Recorded data:
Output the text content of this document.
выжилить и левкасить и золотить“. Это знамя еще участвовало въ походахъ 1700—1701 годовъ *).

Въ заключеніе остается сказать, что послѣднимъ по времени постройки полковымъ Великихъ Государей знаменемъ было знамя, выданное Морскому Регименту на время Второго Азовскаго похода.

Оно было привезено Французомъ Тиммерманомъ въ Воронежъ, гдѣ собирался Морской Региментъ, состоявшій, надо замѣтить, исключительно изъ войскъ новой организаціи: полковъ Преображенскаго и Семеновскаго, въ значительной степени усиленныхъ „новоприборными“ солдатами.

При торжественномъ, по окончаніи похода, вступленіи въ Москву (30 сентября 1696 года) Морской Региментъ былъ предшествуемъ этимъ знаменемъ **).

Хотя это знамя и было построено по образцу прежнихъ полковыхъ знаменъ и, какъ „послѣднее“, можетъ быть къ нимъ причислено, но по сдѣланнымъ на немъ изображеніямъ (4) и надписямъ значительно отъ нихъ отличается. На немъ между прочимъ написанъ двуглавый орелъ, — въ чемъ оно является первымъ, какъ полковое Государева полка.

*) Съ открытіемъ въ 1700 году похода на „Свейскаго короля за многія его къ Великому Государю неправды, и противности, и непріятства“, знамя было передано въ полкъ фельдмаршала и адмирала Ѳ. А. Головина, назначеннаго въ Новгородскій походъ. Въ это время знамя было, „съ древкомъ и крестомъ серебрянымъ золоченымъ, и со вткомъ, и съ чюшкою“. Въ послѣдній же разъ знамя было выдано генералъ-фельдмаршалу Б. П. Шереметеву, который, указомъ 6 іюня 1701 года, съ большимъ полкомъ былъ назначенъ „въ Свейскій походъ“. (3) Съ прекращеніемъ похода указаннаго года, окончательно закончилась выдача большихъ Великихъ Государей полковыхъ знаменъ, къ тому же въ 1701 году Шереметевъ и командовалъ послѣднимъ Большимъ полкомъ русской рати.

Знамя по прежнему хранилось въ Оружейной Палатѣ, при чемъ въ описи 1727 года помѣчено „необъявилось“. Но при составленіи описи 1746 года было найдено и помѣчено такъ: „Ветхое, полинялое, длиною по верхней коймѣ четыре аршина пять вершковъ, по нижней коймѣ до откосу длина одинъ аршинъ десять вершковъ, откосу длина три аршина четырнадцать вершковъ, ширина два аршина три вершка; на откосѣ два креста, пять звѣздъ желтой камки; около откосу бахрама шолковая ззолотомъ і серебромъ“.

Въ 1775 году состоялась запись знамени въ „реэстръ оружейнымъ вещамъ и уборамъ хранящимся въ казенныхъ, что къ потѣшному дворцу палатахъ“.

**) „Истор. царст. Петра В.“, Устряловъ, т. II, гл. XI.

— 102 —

What is required: Can you reproduce all the material exactly?

Solution to the exercise:
Output the text content of this document.
выжилить и левкасить и золотить“. Это знамя еще участвовало въ походахъ 1700—1701 годовъ *).

Въ заключеніе остается сказать, что послѣднимъ по времени постройки полковымъ Великихъ Государей знаменемъ было знамя, выданное Морскому Регименту на время Второго Азовскаго похода.

Оно было привезено Французомъ Тиммерманомъ въ Воронежъ, гдѣ собирался Морской Региментъ, состоявшій, надо замѣтить, исключительно изъ войскъ новой организаціи: полковъ Преображенскаго и Семеновскаго, въ значительной степени усиленныхъ „новоприборными“ солдатами.

При торжественномъ, по окончаніи похода, вступленіи въ Москву (30 сентября 1696 года) Морской Региментъ былъ предшествуемъ этимъ знаменемъ **).

Хотя это знамя и было построено по образцу прежнихъ полковыхъ знаменъ и, какъ „послѣднее“, можетъ быть къ нимъ причислено, но по сдѣланнымъ на немъ изображеніямъ (4) и надписямъ значительно отъ нихъ отличается. На немъ между прочимъ написанъ двуглавый орелъ, — въ чемъ оно является первымъ, какъ полковое Государева полка.

*) Съ открытіемъ въ 1700 году похода на „Свейскаго короля за многія его къ Великому Государю неправды, и противности, и непріятства“, знамя было передано въ полкъ фельдмаршала и адмирала Ѳ. А. Головина, назначеннаго въ Новгородскій походъ. Въ это время знамя было, „съ древкомъ и крестомъ серебрянымъ золоченымъ, и со вткомъ, и съ чюшкою“. Въ послѣдній же разъ знамя было выдано генералъ-фельдмаршалу Б. П. Шереметеву, который, указомъ 6 іюня 1701 года, съ большимъ полкомъ былъ назначенъ „въ Свейскій походъ“. (3) Съ прекращеніемъ похода указаннаго года, окончательно закончилась выдача большихъ Великихъ Государей полковыхъ знаменъ, къ тому же въ 1701 году Шереметевъ и командовалъ послѣднимъ Большимъ полкомъ русской рати.

Знамя по прежнему хранилось въ Оружейной Палатѣ, при чемъ въ описи 1727 года помѣчено „необъявилось“. Но при составленіи описи 1746 года было найдено и помѣчено такъ: „Ветхое, полинялое, длиною по верхней коймѣ четыре аршина пять вершковъ, по нижней коймѣ до откосу длина одинъ аршинъ десять вершковъ, откосу длина три аршина четырнадцать вершковъ, ширина два аршина три вершка; на откосѣ два креста, пять звѣздъ желтой камки; около откосу бахрама шолковая ззолотомъ і серебромъ“.

Въ 1775 году состоялась запись знамени въ „реэстръ оружейнымъ вещамъ и уборамъ хранящимся въ казенныхъ, что къ потѣшному дворцу палатахъ“.

**) „Истор. царст. Петра В.“, Устряловъ, т. II, гл. XI.

— 102 —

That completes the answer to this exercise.